— Start —

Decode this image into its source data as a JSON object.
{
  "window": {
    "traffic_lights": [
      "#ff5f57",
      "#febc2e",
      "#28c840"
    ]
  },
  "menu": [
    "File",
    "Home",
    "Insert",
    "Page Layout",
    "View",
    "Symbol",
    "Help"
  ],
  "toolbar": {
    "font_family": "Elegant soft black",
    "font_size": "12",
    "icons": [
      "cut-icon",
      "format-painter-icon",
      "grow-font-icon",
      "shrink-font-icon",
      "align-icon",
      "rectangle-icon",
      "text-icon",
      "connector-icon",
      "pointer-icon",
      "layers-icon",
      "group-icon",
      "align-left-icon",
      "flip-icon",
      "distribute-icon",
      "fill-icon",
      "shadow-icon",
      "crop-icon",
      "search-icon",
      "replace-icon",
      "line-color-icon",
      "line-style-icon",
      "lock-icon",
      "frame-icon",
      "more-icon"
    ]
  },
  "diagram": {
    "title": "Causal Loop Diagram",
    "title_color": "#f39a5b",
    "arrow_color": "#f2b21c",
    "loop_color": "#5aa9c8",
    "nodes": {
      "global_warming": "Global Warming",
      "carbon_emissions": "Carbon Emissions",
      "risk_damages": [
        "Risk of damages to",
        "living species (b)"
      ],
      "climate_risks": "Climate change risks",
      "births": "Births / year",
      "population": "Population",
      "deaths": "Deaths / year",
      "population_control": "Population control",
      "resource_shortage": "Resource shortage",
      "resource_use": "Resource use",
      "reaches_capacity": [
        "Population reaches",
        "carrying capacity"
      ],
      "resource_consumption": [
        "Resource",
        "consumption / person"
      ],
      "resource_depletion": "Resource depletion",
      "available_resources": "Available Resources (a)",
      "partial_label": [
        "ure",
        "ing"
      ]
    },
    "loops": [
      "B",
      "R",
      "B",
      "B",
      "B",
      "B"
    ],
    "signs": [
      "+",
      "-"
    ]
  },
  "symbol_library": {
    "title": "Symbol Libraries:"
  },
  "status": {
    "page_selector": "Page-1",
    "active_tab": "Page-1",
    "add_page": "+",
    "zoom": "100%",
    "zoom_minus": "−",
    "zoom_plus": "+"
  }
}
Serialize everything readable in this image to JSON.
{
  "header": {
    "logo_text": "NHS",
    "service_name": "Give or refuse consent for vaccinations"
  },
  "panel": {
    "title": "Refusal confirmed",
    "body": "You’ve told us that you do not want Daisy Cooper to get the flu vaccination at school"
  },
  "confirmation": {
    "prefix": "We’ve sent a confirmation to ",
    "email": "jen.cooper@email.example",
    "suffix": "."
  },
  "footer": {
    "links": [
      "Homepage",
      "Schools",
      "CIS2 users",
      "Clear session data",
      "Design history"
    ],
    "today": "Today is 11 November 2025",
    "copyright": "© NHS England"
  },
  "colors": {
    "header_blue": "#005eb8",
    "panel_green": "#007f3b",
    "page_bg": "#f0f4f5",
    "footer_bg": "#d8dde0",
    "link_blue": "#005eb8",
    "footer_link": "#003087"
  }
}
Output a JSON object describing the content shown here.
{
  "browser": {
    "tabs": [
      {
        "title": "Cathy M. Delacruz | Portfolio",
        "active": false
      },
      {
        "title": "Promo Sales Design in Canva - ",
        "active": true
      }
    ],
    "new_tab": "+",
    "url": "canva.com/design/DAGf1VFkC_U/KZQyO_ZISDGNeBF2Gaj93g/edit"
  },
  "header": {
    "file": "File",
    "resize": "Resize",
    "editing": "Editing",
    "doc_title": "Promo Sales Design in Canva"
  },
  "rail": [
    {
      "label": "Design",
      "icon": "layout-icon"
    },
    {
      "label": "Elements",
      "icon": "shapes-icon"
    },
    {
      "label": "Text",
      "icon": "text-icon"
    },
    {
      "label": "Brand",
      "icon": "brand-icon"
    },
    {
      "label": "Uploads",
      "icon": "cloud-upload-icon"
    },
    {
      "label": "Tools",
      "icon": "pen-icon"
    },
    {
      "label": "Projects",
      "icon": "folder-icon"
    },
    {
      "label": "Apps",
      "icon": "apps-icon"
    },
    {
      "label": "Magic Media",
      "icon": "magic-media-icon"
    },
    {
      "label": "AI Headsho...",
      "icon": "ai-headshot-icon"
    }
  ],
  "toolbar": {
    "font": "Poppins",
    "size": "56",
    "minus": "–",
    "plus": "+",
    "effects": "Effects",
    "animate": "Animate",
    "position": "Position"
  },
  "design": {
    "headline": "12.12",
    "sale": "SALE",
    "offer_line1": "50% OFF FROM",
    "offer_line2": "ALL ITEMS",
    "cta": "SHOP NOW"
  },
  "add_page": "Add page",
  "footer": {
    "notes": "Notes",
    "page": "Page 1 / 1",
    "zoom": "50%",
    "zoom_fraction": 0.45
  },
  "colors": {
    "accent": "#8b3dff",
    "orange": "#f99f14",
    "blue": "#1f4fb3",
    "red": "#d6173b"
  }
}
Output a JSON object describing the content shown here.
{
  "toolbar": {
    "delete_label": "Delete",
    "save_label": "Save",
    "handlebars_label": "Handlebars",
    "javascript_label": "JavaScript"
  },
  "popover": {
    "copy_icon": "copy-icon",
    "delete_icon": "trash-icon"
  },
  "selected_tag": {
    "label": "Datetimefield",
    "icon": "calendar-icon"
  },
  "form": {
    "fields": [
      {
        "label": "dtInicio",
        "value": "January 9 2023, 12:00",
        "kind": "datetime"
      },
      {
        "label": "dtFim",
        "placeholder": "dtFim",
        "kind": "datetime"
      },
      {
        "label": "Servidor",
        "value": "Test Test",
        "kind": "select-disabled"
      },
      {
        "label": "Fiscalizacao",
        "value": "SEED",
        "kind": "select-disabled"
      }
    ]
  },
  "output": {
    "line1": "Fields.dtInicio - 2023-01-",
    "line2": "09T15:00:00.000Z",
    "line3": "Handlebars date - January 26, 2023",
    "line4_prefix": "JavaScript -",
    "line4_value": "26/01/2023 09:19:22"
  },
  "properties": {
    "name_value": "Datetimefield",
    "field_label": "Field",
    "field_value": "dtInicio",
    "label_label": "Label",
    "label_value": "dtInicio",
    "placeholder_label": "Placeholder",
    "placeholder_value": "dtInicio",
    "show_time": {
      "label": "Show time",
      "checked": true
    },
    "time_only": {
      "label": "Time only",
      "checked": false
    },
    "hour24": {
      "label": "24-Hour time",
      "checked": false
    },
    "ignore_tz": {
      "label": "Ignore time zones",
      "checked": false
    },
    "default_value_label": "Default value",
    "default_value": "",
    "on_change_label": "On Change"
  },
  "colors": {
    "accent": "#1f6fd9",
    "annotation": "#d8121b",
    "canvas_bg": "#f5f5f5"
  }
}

— End —

Exercise details: Each entry above is to be set down again in exactly the same words.

Result below:
Decode this image into its source data as a JSON object.
{
  "window": {
    "traffic_lights": [
      "#ff5f57",
      "#febc2e",
      "#28c840"
    ]
  },
  "menu": [
    "File",
    "Home",
    "Insert",
    "Page Layout",
    "View",
    "Symbol",
    "Help"
  ],
  "toolbar": {
    "font_family": "Elegant soft black",
    "font_size": "12",
    "icons": [
      "cut-icon",
      "format-painter-icon",
      "grow-font-icon",
      "shrink-font-icon",
      "align-icon",
      "rectangle-icon",
      "text-icon",
      "connector-icon",
      "pointer-icon",
      "layers-icon",
      "group-icon",
      "align-left-icon",
      "flip-icon",
      "distribute-icon",
      "fill-icon",
      "shadow-icon",
      "crop-icon",
      "search-icon",
      "replace-icon",
      "line-color-icon",
      "line-style-icon",
      "lock-icon",
      "frame-icon",
      "more-icon"
    ]
  },
  "diagram": {
    "title": "Causal Loop Diagram",
    "title_color": "#f39a5b",
    "arrow_color": "#f2b21c",
    "loop_color": "#5aa9c8",
    "nodes": {
      "global_warming": "Global Warming",
      "carbon_emissions": "Carbon Emissions",
      "risk_damages": [
        "Risk of damages to",
        "living species (b)"
      ],
      "climate_risks": "Climate change risks",
      "births": "Births / year",
      "population": "Population",
      "deaths": "Deaths / year",
      "population_control": "Population control",
      "resource_shortage": "Resource shortage",
      "resource_use": "Resource use",
      "reaches_capacity": [
        "Population reaches",
        "carrying capacity"
      ],
      "resource_consumption": [
        "Resource",
        "consumption / person"
      ],
      "resource_depletion": "Resource depletion",
      "available_resources": "Available Resources (a)",
      "partial_label": [
        "ure",
        "ing"
      ]
    },
    "loops": [
      "B",
      "R",
      "B",
      "B",
      "B",
      "B"
    ],
    "signs": [
      "+",
      "-"
    ]
  },
  "symbol_library": {
    "title": "Symbol Libraries:"
  },
  "status": {
    "page_selector": "Page-1",
    "active_tab": "Page-1",
    "add_page": "+",
    "zoom": "100%",
    "zoom_minus": "−",
    "zoom_plus": "+"
  }
}
Serialize everything readable in this image to JSON.
{
  "header": {
    "logo_text": "NHS",
    "service_name": "Give or refuse consent for vaccinations"
  },
  "panel": {
    "title": "Refusal confirmed",
    "body": "You’ve told us that you do not want Daisy Cooper to get the flu vaccination at school"
  },
  "confirmation": {
    "prefix": "We’ve sent a confirmation to ",
    "email": "jen.cooper@email.example",
    "suffix": "."
  },
  "footer": {
    "links": [
      "Homepage",
      "Schools",
      "CIS2 users",
      "Clear session data",
      "Design history"
    ],
    "today": "Today is 11 November 2025",
    "copyright": "© NHS England"
  },
  "colors": {
    "header_blue": "#005eb8",
    "panel_green": "#007f3b",
    "page_bg": "#f0f4f5",
    "footer_bg": "#d8dde0",
    "link_blue": "#005eb8",
    "footer_link": "#003087"
  }
}
Output a JSON object describing the content shown here.
{
  "browser": {
    "tabs": [
      {
        "title": "Cathy M. Delacruz | Portfolio",
        "active": false
      },
      {
        "title": "Promo Sales Design in Canva - ",
        "active": true
      }
    ],
    "new_tab": "+",
    "url": "canva.com/design/DAGf1VFkC_U/KZQyO_ZISDGNeBF2Gaj93g/edit"
  },
  "header": {
    "file": "File",
    "resize": "Resize",
    "editing": "Editing",
    "doc_title": "Promo Sales Design in Canva"
  },
  "rail": [
    {
      "label": "Design",
      "icon": "layout-icon"
    },
    {
      "label": "Elements",
      "icon": "shapes-icon"
    },
    {
      "label": "Text",
      "icon": "text-icon"
    },
    {
      "label": "Brand",
      "icon": "brand-icon"
    },
    {
      "label": "Uploads",
      "icon": "cloud-upload-icon"
    },
    {
      "label": "Tools",
      "icon": "pen-icon"
    },
    {
      "label": "Projects",
      "icon": "folder-icon"
    },
    {
      "label": "Apps",
      "icon": "apps-icon"
    },
    {
      "label": "Magic Media",
      "icon": "magic-media-icon"
    },
    {
      "label": "AI Headsho...",
      "icon": "ai-headshot-icon"
    }
  ],
  "toolbar": {
    "font": "Poppins",
    "size": "56",
    "minus": "–",
    "plus": "+",
    "effects": "Effects",
    "animate": "Animate",
    "position": "Position"
  },
  "design": {
    "headline": "12.12",
    "sale": "SALE",
    "offer_line1": "50% OFF FROM",
    "offer_line2": "ALL ITEMS",
    "cta": "SHOP NOW"
  },
  "add_page": "Add page",
  "footer": {
    "notes": "Notes",
    "page": "Page 1 / 1",
    "zoom": "50%",
    "zoom_fraction": 0.45
  },
  "colors": {
    "accent": "#8b3dff",
    "orange": "#f99f14",
    "blue": "#1f4fb3",
    "red": "#d6173b"
  }
}
Output a JSON object describing the content shown here.
{
  "toolbar": {
    "delete_label": "Delete",
    "save_label": "Save",
    "handlebars_label": "Handlebars",
    "javascript_label": "JavaScript"
  },
  "popover": {
    "copy_icon": "copy-icon",
    "delete_icon": "trash-icon"
  },
  "selected_tag": {
    "label": "Datetimefield",
    "icon": "calendar-icon"
  },
  "form": {
    "fields": [
      {
        "label": "dtInicio",
        "value": "January 9 2023, 12:00",
        "kind": "datetime"
      },
      {
        "label": "dtFim",
        "placeholder": "dtFim",
        "kind": "datetime"
      },
      {
        "label": "Servidor",
        "value": "Test Test",
        "kind": "select-disabled"
      },
      {
        "label": "Fiscalizacao",
        "value": "SEED",
        "kind": "select-disabled"
      }
    ]
  },
  "output": {
    "line1": "Fields.dtInicio - 2023-01-",
    "line2": "09T15:00:00.000Z",
    "line3": "Handlebars date - January 26, 2023",
    "line4_prefix": "JavaScript -",
    "line4_value": "26/01/2023 09:19:22"
  },
  "properties": {
    "name_value": "Datetimefield",
    "field_label": "Field",
    "field_value": "dtInicio",
    "label_label": "Label",
    "label_value": "dtInicio",
    "placeholder_label": "Placeholder",
    "placeholder_value": "dtInicio",
    "show_time": {
      "label": "Show time",
      "checked": true
    },
    "time_only": {
      "label": "Time only",
      "checked": false
    },
    "hour24": {
      "label": "24-Hour time",
      "checked": false
    },
    "ignore_tz": {
      "label": "Ignore time zones",
      "checked": false
    },
    "default_value_label": "Default value",
    "default_value": "",
    "on_change_label": "On Change"
  },
  "colors": {
    "accent": "#1f6fd9",
    "annotation": "#d8121b",
    "canvas_bg": "#f5f5f5"
  }
}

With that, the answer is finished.